> **Excerpt provided**:
= = =

If you understand how the financial system works – and it doesn’t work very well – you will see that our government ran up the debt on purpose and actually has a good reason for it.
The mortgage loan crisis and the recession that followed caused banks to stop lending. I’m going to breeze over why this part happened and say that it had to do with their reduced liquidity (ability to lend) and dismal growth forecasts (desire to lend).
In our financial system – and the financial systems of other developed nations – money is created through debt. When you borrow money to buy a car, the bank does not lend you its own money. It takes a very low-rate loan from the Federal Reserve Bank and lends you their money at a markup. The Federal Reserve Bank that “loans” money to your local bank does not draw from cash sitting in an account. Instead, it actually creates money out of thin air. When it writes a check, money is created.

= = =

> **Tasks to carry out**:
(A) Edit the passage on government debt from "If you understand" through "reason for it.", starting at the first and ending at the second, and replace "on purpose" with "deliberately".
(B) Based on the passage on government debt, answer yes or no to each statement and quote the deciding words: (i) The mortgage loan crisis and the recession after it led banks to stop lending. (ii) A bank that finances a car purchase lends the buyer its own money. (iii) The Federal Reserve Bank draws the money it loans to local banks from cash sitting in an account.
The entries that follow come from a different source than the passage on government debt.

> **Study material**:
= = =

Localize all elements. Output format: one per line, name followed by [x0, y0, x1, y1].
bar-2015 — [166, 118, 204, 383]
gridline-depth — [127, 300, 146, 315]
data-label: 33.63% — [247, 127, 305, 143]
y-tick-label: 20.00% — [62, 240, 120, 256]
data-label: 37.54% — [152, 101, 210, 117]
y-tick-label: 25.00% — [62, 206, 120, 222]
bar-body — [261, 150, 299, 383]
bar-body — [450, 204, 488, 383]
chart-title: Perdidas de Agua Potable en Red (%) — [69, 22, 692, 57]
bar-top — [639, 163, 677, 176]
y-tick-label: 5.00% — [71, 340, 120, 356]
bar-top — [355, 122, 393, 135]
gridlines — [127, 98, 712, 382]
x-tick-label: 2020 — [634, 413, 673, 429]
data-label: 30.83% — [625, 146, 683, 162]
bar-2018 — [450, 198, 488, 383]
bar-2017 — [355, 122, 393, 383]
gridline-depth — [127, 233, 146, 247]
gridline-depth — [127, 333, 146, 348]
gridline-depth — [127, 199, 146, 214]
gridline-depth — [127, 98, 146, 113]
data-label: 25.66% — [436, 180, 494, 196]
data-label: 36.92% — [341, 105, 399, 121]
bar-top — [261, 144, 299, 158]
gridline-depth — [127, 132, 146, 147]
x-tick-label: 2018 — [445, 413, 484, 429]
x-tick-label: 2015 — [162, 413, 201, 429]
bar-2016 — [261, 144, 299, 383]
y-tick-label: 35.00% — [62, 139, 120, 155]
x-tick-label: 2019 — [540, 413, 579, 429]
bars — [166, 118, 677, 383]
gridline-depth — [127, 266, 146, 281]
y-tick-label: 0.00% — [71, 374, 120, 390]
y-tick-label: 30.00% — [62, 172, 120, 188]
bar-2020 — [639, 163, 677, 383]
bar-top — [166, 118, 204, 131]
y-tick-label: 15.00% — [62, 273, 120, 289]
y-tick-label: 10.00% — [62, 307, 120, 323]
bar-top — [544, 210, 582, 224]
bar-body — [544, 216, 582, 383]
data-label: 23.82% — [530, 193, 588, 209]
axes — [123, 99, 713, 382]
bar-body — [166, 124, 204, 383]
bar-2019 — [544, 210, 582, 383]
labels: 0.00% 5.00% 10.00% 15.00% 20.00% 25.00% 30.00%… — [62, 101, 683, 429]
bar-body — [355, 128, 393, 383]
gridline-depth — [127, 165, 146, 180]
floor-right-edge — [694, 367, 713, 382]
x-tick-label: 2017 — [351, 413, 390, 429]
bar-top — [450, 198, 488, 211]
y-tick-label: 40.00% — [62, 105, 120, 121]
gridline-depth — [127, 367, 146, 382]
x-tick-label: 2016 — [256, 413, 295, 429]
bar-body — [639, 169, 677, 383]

= = =

> **Per-task outputs**:
(A)
If you understand how the financial system works – and it doesn’t work very well – you will see that our government ran up the debt deliberately and actually has a good reason for it.

(B)
(i) Yes: "The mortgage loan crisis and the recession that followed caused banks to stop lending."
(ii) No: "the bank does not lend you its own money."
(iii) No: "does not draw from cash sitting in an account."